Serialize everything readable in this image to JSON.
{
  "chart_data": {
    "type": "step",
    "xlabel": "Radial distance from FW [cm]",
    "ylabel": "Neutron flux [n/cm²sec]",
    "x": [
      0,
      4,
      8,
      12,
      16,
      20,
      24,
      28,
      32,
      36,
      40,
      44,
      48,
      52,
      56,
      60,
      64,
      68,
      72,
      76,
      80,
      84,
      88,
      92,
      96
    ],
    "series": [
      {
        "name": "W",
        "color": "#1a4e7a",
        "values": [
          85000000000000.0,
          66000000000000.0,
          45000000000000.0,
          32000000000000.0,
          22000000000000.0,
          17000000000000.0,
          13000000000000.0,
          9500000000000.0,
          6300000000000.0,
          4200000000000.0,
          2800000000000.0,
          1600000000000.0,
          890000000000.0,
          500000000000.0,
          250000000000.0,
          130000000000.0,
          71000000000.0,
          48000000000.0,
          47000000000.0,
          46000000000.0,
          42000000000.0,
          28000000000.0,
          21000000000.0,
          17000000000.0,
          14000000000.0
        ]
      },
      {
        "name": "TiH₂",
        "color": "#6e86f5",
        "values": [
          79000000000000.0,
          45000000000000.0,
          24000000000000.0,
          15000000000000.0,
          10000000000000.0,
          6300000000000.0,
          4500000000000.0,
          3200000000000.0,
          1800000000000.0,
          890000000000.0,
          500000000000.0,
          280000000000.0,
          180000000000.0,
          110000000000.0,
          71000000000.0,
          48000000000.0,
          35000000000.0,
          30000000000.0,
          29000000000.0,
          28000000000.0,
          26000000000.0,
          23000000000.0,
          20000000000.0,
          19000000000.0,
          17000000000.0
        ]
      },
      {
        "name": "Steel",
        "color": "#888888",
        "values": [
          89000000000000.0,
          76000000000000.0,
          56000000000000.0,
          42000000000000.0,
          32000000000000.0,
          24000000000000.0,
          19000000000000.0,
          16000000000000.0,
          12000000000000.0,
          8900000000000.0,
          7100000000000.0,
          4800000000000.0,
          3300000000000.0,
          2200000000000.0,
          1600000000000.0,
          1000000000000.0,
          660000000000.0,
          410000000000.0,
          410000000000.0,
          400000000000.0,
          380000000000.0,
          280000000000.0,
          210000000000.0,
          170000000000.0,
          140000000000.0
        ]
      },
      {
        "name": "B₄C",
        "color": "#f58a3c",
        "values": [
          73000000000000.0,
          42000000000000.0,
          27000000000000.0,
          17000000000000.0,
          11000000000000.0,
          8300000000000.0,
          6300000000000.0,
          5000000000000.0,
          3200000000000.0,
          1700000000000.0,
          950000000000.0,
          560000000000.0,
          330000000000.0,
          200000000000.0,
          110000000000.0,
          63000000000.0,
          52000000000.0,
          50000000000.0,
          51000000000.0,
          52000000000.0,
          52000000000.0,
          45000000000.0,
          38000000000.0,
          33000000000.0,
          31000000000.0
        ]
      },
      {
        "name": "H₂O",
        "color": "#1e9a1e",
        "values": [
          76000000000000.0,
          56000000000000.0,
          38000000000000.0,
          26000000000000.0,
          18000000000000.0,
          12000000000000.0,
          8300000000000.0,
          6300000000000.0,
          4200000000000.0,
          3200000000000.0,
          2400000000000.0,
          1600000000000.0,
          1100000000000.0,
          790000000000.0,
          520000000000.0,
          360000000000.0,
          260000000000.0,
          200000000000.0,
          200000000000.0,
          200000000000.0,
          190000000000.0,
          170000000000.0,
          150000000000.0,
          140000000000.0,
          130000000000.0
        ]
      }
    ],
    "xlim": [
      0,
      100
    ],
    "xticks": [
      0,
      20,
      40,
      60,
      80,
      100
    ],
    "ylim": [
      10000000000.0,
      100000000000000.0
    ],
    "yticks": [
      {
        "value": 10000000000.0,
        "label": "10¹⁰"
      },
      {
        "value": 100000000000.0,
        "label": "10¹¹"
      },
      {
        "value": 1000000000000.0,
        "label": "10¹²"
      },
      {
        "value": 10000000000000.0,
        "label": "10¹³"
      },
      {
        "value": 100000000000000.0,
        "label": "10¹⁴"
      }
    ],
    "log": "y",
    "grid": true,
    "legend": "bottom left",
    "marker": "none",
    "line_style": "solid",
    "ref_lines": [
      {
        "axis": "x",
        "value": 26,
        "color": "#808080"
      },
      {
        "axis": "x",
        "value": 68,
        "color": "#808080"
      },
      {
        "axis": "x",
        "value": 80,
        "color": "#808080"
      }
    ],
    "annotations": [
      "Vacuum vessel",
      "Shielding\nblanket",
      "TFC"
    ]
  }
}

EXERCISE |
Reproduce every record, matching each line exactly.

SOLUTION BELOW |
Serialize everything readable in this image to JSON.
{
  "chart_data": {
    "type": "step",
    "xlabel": "Radial distance from FW [cm]",
    "ylabel": "Neutron flux [n/cm²sec]",
    "x": [
      0,
      4,
      8,
      12,
      16,
      20,
      24,
      28,
      32,
      36,
      40,
      44,
      48,
      52,
      56,
      60,
      64,
      68,
      72,
      76,
      80,
      84,
      88,
      92,
      96
    ],
    "series": [
      {
        "name": "W",
        "color": "#1a4e7a",
        "values": [
          85000000000000.0,
          66000000000000.0,
          45000000000000.0,
          32000000000000.0,
          22000000000000.0,
          17000000000000.0,
          13000000000000.0,
          9500000000000.0,
          6300000000000.0,
          4200000000000.0,
          2800000000000.0,
          1600000000000.0,
          890000000000.0,
          500000000000.0,
          250000000000.0,
          130000000000.0,
          71000000000.0,
          48000000000.0,
          47000000000.0,
          46000000000.0,
          42000000000.0,
          28000000000.0,
          21000000000.0,
          17000000000.0,
          14000000000.0
        ]
      },
      {
        "name": "TiH₂",
        "color": "#6e86f5",
        "values": [
          79000000000000.0,
          45000000000000.0,
          24000000000000.0,
          15000000000000.0,
          10000000000000.0,
          6300000000000.0,
          4500000000000.0,
          3200000000000.0,
          1800000000000.0,
          890000000000.0,
          500000000000.0,
          280000000000.0,
          180000000000.0,
          110000000000.0,
          71000000000.0,
          48000000000.0,
          35000000000.0,
          30000000000.0,
          29000000000.0,
          28000000000.0,
          26000000000.0,
          23000000000.0,
          20000000000.0,
          19000000000.0,
          17000000000.0
        ]
      },
      {
        "name": "Steel",
        "color": "#888888",
        "values": [
          89000000000000.0,
          76000000000000.0,
          56000000000000.0,
          42000000000000.0,
          32000000000000.0,
          24000000000000.0,
          19000000000000.0,
          16000000000000.0,
          12000000000000.0,
          8900000000000.0,
          7100000000000.0,
          4800000000000.0,
          3300000000000.0,
          2200000000000.0,
          1600000000000.0,
          1000000000000.0,
          660000000000.0,
          410000000000.0,
          410000000000.0,
          400000000000.0,
          380000000000.0,
          280000000000.0,
          210000000000.0,
          170000000000.0,
          140000000000.0
        ]
      },
      {
        "name": "B₄C",
        "color": "#f58a3c",
        "values": [
          73000000000000.0,
          42000000000000.0,
          27000000000000.0,
          17000000000000.0,
          11000000000000.0,
          8300000000000.0,
          6300000000000.0,
          5000000000000.0,
          3200000000000.0,
          1700000000000.0,
          950000000000.0,
          560000000000.0,
          330000000000.0,
          200000000000.0,
          110000000000.0,
          63000000000.0,
          52000000000.0,
          50000000000.0,
          51000000000.0,
          52000000000.0,
          52000000000.0,
          45000000000.0,
          38000000000.0,
          33000000000.0,
          31000000000.0
        ]
      },
      {
        "name": "H₂O",
        "color": "#1e9a1e",
        "values": [
          76000000000000.0,
          56000000000000.0,
          38000000000000.0,
          26000000000000.0,
          18000000000000.0,
          12000000000000.0,
          8300000000000.0,
          6300000000000.0,
          4200000000000.0,
          3200000000000.0,
          2400000000000.0,
          1600000000000.0,
          1100000000000.0,
          790000000000.0,
          520000000000.0,
          360000000000.0,
          260000000000.0,
          200000000000.0,
          200000000000.0,
          200000000000.0,
          190000000000.0,
          170000000000.0,
          150000000000.0,
          140000000000.0,
          130000000000.0
        ]
      }
    ],
    "xlim": [
      0,
      100
    ],
    "xticks": [
      0,
      20,
      40,
      60,
      80,
      100
    ],
    "ylim": [
      10000000000.0,
      100000000000000.0
    ],
    "yticks": [
      {
        "value": 10000000000.0,
        "label": "10¹⁰"
      },
      {
        "value": 100000000000.0,
        "label": "10¹¹"
      },
      {
        "value": 1000000000000.0,
        "label": "10¹²"
      },
      {
        "value": 10000000000000.0,
        "label": "10¹³"
      },
      {
        "value": 100000000000000.0,
        "label": "10¹⁴"
      }
    ],
    "log": "y",
    "grid": true,
    "legend": "bottom left",
    "marker": "none",
    "line_style": "solid",
    "ref_lines": [
      {
        "axis": "x",
        "value": 26,
        "color": "#808080"
      },
      {
        "axis": "x",
        "value": 68,
        "color": "#808080"
      },
      {
        "axis": "x",
        "value": 80,
        "color": "#808080"
      }
    ],
    "annotations": [
      "Vacuum vessel",
      "Shielding\nblanket",
      "TFC"
    ]
  }
}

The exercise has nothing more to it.